[Begin Quoted passage]

The 2011 FIA GT3 European Championship season was the sixth season of the FIA GT3 European Championship. The season commenced on May 8 at Algarve and ended on October 16 at Zandvoort. The season featured six double-header rounds, with each race lasting for a duration of 60 minutes. Most of the events were support races to the 2011 FIA GT1 World Championship season.

Calendar
On December 10, 2010, the FIA World Motor Sport Council announced the 2010 calendar in co-ordinance with the FIA GT1 World Championship. On 30 May 2011, the round in Smolensk was dropped from the schedule. On 21 July, a replacement round at the Slovakiaring was announced.

Entries
2011 sees a new manufacturer in the series with Mercedes-Benz joining the GT3 grid with their SLS-AMG sports cars. Ferrari have replaced the F430 with the brand new 458 Italia. The F430 is still eligible to race in this year's season, as is the Chevrolet Corvette Z06.R and BMW Alpina B6 GT3 that competed last year. The only car switch from a team has come from Graff Racing who have switched from racing a Corvette last year to the new Mercedes-Benz SLS. There are also a few new teams on the entry list from round one mostly from the new cars that Ferrari and Mercedes-Benz have produced.

[End Quoted passage]
[Begin Supplied records]

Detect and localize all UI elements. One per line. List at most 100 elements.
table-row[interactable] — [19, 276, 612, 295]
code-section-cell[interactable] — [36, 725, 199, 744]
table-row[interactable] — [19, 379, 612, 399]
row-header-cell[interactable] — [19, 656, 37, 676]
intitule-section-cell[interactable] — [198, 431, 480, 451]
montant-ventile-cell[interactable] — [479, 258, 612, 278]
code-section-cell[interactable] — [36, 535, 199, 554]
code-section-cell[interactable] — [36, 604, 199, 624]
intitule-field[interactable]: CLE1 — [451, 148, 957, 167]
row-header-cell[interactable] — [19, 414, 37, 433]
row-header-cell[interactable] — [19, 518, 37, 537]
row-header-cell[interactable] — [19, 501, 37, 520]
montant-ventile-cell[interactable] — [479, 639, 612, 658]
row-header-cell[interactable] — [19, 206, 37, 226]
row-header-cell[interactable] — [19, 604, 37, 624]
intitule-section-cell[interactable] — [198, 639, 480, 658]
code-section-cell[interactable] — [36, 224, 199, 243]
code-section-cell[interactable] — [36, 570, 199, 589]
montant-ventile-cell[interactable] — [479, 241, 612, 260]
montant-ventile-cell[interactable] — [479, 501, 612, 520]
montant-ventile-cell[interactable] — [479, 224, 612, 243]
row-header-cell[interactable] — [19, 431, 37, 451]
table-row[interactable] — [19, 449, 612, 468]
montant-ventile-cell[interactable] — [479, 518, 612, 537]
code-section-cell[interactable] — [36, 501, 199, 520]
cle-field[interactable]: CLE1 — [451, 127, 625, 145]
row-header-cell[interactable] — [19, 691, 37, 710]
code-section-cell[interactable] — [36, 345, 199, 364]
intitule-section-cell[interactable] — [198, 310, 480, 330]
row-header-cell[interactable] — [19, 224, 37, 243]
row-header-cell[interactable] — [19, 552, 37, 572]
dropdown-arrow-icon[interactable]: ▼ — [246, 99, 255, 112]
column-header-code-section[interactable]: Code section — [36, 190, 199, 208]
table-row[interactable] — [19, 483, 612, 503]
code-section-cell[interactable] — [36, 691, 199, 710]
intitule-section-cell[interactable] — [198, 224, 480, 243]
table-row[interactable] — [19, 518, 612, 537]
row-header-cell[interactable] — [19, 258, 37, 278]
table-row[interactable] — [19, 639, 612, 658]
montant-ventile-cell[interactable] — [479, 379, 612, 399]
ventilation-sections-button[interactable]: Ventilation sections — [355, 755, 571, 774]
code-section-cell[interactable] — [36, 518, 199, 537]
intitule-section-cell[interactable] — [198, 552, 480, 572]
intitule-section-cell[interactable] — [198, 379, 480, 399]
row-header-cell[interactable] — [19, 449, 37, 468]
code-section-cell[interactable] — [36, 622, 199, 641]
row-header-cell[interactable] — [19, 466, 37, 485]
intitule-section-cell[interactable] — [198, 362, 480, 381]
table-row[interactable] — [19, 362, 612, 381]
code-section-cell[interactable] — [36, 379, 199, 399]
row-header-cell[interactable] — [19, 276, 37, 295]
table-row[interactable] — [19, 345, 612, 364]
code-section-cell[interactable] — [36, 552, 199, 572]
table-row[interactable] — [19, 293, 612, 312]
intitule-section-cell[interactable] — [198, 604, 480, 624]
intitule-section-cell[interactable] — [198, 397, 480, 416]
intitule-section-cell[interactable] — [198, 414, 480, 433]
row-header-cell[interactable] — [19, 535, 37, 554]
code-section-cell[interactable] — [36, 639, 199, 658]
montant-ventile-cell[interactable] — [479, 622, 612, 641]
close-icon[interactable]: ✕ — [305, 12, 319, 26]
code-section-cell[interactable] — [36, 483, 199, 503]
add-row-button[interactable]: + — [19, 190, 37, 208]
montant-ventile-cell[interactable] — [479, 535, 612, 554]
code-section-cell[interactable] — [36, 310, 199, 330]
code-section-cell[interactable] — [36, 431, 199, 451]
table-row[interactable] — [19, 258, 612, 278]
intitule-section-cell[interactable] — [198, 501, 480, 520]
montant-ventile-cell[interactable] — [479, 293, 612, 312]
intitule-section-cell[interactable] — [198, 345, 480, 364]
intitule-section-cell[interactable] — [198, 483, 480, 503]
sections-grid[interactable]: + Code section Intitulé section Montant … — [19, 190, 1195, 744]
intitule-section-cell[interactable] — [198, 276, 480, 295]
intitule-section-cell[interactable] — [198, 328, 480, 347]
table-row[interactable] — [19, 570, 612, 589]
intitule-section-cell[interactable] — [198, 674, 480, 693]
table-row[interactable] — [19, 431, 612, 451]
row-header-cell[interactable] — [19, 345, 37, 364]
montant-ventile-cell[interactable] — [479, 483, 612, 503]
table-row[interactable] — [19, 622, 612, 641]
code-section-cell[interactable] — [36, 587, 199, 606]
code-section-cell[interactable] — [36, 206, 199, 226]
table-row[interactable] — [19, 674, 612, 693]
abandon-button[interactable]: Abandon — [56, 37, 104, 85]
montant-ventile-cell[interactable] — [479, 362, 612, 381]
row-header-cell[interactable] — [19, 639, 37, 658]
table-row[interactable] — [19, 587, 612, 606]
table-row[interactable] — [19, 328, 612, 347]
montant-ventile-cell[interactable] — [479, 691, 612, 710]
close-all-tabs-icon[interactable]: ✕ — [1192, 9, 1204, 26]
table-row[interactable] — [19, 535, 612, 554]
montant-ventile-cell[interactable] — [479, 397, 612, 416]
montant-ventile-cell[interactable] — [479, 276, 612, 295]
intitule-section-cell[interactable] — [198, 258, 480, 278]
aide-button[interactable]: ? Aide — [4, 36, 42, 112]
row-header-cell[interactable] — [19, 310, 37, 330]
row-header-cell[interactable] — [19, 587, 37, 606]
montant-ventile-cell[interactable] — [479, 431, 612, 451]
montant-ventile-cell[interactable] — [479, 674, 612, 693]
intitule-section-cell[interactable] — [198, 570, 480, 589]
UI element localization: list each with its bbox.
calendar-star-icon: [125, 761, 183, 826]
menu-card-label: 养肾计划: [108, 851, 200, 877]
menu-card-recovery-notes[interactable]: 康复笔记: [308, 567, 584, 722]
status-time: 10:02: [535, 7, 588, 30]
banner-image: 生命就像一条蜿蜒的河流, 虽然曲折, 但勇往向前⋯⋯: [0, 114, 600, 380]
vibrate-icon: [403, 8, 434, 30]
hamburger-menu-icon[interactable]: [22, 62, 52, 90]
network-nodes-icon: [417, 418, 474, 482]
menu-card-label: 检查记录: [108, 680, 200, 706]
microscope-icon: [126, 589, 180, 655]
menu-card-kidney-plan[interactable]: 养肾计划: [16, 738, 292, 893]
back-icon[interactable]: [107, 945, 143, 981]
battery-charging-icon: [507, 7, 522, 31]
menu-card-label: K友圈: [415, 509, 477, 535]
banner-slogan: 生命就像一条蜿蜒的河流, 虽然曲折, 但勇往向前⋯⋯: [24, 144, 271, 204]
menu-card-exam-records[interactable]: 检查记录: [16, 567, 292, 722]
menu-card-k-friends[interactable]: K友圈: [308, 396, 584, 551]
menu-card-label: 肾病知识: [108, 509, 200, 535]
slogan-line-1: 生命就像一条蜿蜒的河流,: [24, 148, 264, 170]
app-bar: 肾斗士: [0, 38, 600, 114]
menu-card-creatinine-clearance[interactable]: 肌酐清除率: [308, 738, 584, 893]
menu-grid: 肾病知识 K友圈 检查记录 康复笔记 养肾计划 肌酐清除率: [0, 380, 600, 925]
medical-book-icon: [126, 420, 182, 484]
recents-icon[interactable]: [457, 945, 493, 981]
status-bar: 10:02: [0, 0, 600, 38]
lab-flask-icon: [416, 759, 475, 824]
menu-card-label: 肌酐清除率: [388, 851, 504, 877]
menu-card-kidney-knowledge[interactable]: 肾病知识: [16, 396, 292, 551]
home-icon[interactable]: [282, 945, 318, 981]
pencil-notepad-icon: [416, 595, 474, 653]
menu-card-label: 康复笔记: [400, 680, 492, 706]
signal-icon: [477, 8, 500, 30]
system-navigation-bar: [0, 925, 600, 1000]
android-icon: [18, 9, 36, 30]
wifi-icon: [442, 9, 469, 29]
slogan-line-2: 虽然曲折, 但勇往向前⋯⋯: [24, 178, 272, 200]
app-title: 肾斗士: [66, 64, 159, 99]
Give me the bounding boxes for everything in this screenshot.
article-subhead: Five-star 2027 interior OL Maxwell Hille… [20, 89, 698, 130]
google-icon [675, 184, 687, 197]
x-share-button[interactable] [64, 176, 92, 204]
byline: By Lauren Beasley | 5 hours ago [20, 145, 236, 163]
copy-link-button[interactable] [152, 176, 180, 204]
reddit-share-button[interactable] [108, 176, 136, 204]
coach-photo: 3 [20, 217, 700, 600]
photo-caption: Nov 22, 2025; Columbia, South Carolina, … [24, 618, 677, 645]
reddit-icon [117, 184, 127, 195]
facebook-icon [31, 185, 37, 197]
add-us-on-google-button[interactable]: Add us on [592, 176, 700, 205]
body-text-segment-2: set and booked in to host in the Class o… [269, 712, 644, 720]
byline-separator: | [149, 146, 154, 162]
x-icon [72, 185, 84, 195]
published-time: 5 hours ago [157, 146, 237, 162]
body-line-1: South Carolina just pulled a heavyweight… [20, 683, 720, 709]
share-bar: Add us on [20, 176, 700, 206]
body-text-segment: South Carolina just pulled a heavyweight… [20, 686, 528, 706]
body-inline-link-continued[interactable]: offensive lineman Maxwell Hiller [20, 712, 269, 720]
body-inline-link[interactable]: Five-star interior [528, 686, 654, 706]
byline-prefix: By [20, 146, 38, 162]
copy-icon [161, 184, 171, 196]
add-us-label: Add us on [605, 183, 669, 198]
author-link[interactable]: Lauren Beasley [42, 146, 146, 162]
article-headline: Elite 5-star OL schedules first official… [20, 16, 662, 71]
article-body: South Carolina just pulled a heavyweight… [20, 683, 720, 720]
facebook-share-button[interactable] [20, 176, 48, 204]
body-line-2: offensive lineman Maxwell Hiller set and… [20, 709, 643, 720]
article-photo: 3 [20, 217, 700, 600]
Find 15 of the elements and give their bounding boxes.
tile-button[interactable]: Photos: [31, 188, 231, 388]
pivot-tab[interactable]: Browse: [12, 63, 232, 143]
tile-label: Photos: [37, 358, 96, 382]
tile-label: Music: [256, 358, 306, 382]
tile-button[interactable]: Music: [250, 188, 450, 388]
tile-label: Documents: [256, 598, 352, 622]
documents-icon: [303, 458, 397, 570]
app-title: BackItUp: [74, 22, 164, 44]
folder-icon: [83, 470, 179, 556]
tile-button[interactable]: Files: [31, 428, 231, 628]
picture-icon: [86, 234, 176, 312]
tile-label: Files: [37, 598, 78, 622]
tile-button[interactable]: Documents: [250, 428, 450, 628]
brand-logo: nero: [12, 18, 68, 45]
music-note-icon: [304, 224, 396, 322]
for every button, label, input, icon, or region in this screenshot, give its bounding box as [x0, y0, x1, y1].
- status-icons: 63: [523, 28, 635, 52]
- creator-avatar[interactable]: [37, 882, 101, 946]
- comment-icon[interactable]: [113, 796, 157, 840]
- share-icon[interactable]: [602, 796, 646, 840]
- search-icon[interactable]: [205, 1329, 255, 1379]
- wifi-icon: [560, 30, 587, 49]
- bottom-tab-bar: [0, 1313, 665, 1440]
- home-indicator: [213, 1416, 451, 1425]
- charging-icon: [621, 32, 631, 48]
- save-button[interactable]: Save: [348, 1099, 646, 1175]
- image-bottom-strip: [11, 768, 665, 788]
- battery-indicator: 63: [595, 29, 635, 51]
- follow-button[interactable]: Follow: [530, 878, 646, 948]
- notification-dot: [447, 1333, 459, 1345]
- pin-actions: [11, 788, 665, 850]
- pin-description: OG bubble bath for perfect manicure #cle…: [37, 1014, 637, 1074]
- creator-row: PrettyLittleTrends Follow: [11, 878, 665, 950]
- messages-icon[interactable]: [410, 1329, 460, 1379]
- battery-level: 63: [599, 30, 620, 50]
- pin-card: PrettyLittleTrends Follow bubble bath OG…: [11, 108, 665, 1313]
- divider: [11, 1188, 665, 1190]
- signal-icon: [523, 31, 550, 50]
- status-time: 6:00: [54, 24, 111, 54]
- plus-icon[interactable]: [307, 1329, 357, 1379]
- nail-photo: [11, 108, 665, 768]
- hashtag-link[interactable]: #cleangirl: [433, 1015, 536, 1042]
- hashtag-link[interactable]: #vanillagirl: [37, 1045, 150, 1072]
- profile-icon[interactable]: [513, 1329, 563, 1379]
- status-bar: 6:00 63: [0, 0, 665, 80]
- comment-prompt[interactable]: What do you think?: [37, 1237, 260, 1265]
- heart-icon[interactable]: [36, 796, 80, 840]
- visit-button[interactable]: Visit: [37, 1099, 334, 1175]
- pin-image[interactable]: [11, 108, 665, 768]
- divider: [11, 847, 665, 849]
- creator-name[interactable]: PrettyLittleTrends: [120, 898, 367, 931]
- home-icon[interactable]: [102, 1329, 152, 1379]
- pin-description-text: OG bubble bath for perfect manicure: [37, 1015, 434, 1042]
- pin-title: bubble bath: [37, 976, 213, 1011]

[End Supplied records]

Reproduce the part of the 2011 FIA GT3 season text from "The 2011 FIA GT3" to "World Championship season.".

The 2011 FIA GT3 European Championship season was the sixth season of the FIA GT3 European Championship. The season commenced on May 8 at Algarve and ended on October 16 at Zandvoort. The season featured six double-header rounds, with each race lasting for a duration of 60 minutes. Most of the events were support races to the 2011 FIA GT1 World Championship season.